Copy each line below in which the string "this" occurs.

━━━ Exercise inputs

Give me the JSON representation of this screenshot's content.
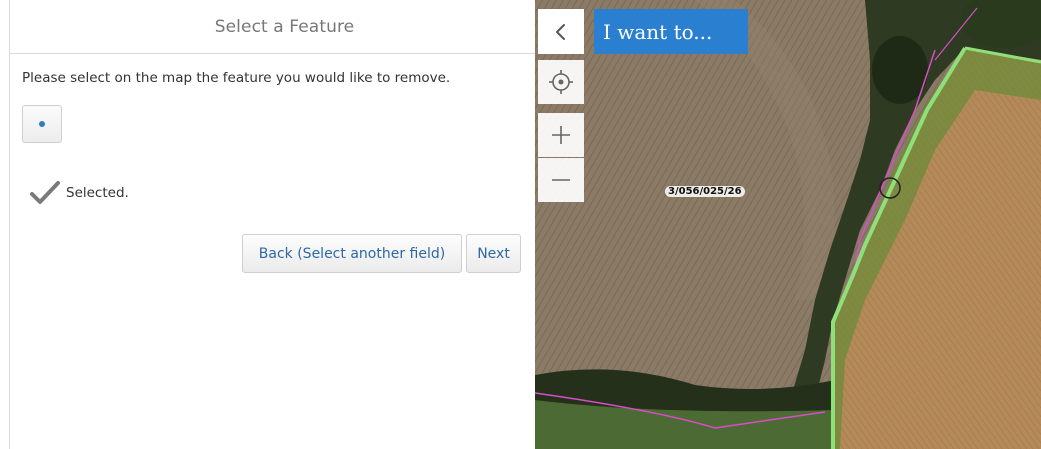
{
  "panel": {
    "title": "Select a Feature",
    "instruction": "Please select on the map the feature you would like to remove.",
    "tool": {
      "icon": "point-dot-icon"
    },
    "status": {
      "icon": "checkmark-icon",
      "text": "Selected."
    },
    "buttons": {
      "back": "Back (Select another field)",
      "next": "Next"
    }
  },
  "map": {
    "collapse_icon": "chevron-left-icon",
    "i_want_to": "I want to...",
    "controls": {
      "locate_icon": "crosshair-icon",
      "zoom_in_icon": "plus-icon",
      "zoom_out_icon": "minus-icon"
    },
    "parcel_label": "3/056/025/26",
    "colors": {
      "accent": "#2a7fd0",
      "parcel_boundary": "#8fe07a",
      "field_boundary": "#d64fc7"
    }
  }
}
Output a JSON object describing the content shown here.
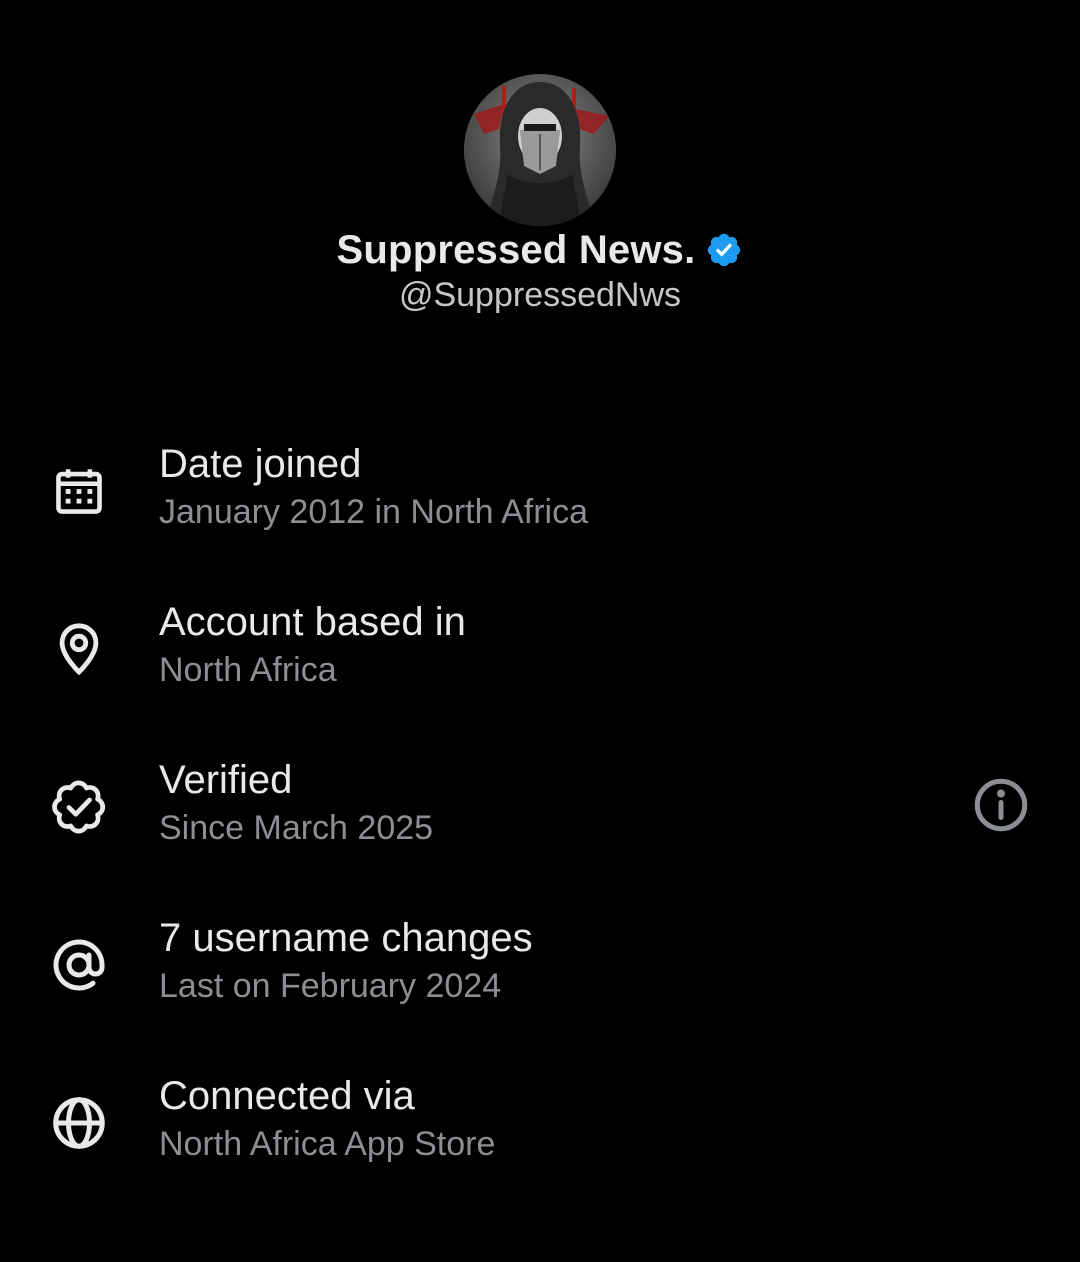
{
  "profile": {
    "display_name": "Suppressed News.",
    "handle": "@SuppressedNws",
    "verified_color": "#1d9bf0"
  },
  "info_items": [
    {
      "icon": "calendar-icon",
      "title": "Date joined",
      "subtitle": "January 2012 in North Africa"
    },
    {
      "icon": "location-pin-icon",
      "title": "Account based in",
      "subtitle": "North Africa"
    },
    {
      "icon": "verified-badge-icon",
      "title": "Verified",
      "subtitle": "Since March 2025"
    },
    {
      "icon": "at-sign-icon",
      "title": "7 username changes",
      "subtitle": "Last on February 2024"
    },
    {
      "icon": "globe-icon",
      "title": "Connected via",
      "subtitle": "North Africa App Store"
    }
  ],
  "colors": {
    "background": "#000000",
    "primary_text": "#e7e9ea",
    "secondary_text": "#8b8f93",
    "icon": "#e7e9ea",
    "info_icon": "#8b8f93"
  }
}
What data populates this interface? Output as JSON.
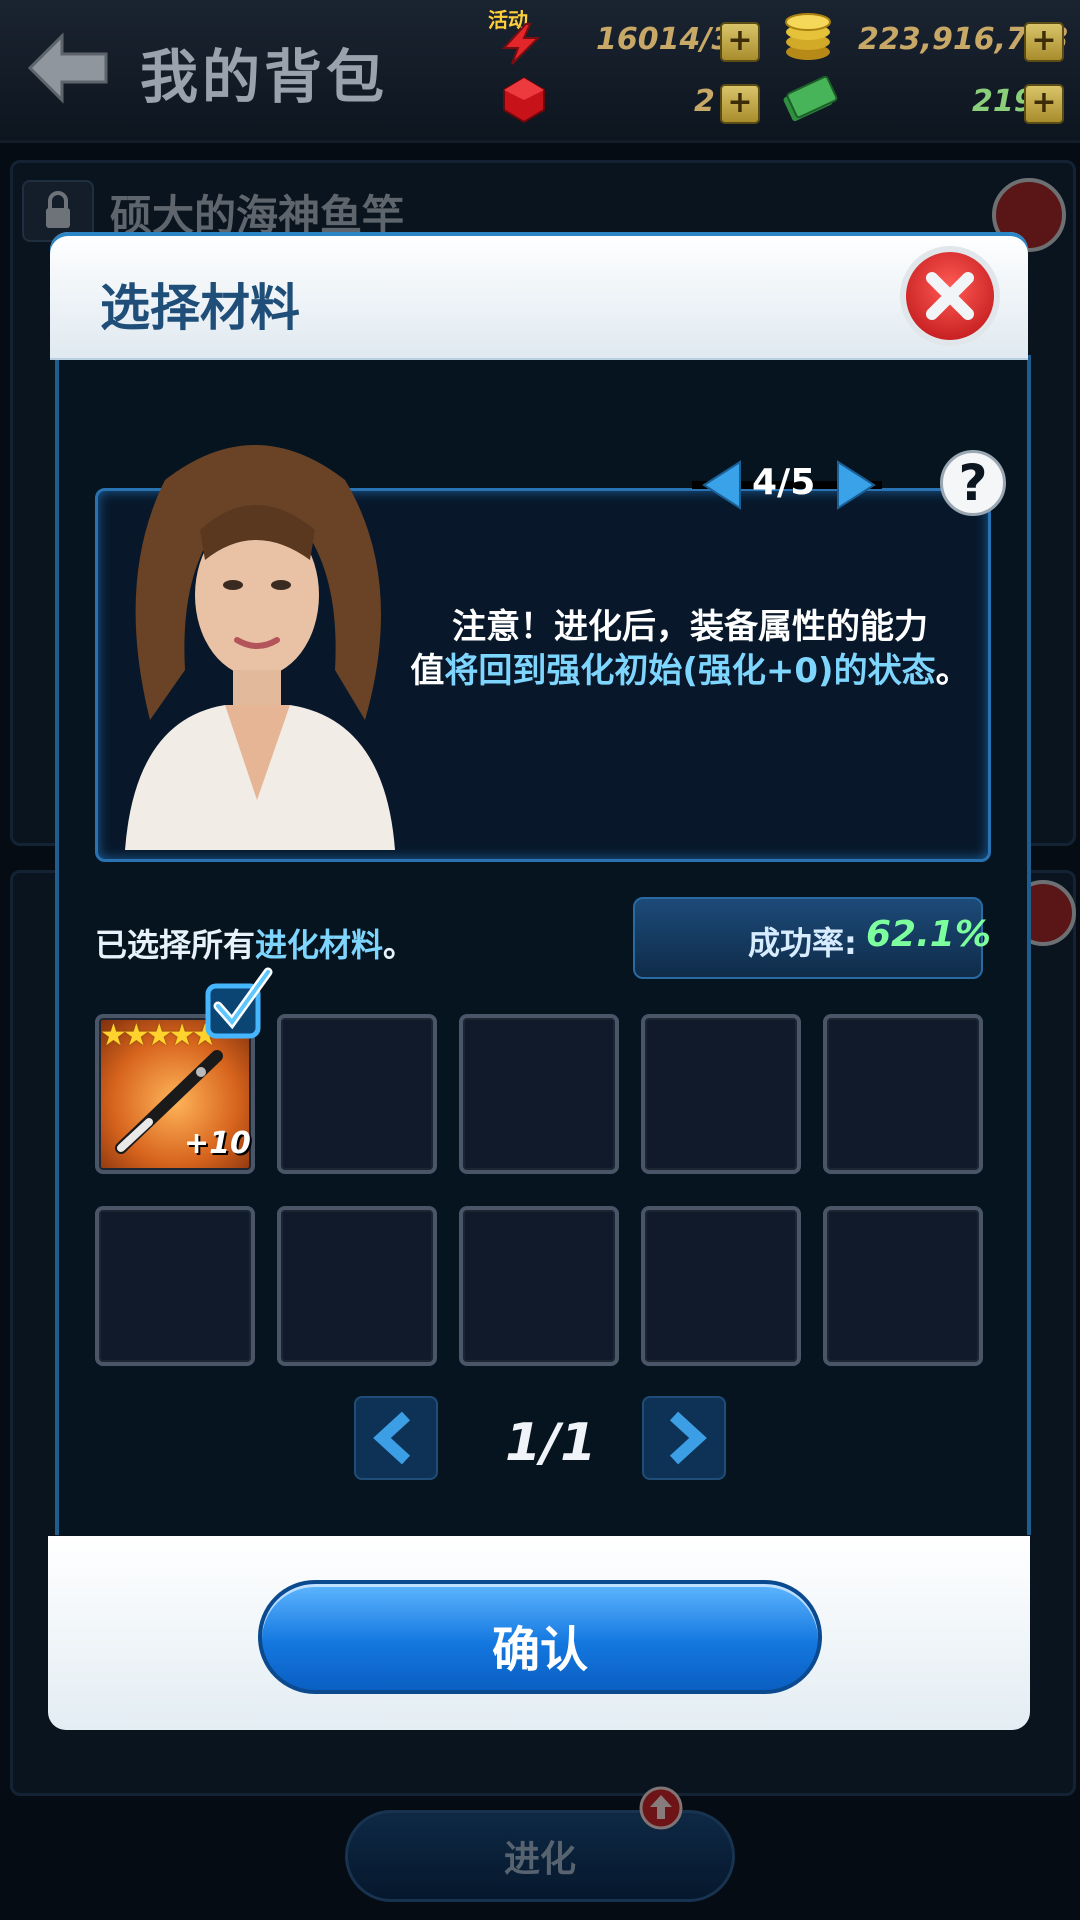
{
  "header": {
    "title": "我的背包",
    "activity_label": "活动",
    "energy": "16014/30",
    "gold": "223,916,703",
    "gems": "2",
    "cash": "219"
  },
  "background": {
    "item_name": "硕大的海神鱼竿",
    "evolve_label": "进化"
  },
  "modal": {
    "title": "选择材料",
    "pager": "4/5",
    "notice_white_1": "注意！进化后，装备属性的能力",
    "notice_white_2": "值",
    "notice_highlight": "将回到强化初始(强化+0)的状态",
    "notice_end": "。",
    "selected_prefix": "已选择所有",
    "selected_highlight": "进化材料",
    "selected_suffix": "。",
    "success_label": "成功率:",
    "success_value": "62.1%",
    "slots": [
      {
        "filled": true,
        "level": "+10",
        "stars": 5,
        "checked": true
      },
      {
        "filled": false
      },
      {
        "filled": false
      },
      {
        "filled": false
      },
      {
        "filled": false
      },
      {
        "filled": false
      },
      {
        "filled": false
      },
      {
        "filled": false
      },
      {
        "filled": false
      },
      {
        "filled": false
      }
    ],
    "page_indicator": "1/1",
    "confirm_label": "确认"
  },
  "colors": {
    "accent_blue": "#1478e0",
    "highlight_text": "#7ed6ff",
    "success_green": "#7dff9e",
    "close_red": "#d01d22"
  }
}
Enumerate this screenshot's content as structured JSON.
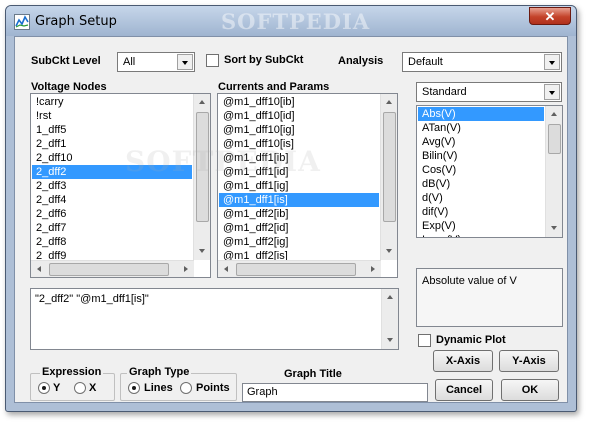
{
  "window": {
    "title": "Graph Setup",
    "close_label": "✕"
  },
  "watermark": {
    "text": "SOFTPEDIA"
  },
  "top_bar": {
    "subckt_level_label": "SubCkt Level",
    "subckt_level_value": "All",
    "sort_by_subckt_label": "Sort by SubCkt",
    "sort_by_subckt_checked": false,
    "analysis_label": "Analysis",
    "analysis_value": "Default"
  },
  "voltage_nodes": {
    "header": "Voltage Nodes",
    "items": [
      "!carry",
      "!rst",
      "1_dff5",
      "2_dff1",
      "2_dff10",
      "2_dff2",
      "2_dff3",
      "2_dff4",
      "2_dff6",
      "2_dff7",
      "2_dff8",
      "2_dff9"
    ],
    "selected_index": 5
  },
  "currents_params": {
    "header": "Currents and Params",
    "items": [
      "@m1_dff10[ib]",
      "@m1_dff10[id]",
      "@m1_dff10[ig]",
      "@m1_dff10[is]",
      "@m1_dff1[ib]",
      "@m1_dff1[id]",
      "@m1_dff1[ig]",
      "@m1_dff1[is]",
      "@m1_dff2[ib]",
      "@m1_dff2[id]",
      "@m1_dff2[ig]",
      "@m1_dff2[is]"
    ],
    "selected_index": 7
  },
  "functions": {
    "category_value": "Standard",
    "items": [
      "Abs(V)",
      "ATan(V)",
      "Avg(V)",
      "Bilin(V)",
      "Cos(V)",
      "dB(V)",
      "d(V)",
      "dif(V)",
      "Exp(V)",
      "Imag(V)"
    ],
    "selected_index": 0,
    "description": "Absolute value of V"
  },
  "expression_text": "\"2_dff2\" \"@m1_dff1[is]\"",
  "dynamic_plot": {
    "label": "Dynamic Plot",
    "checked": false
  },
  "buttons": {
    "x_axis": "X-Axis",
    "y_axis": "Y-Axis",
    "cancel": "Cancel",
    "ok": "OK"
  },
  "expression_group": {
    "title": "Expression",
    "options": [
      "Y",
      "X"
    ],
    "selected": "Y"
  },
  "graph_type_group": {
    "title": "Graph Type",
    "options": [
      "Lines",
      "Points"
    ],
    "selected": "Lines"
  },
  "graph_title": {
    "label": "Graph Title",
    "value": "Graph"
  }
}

━━━━━━

Final answer =>
Give me the JSON representation of this screenshot's content.
What data populates this interface? Output as JSON.
Enumerate this screenshot's content as structured JSON.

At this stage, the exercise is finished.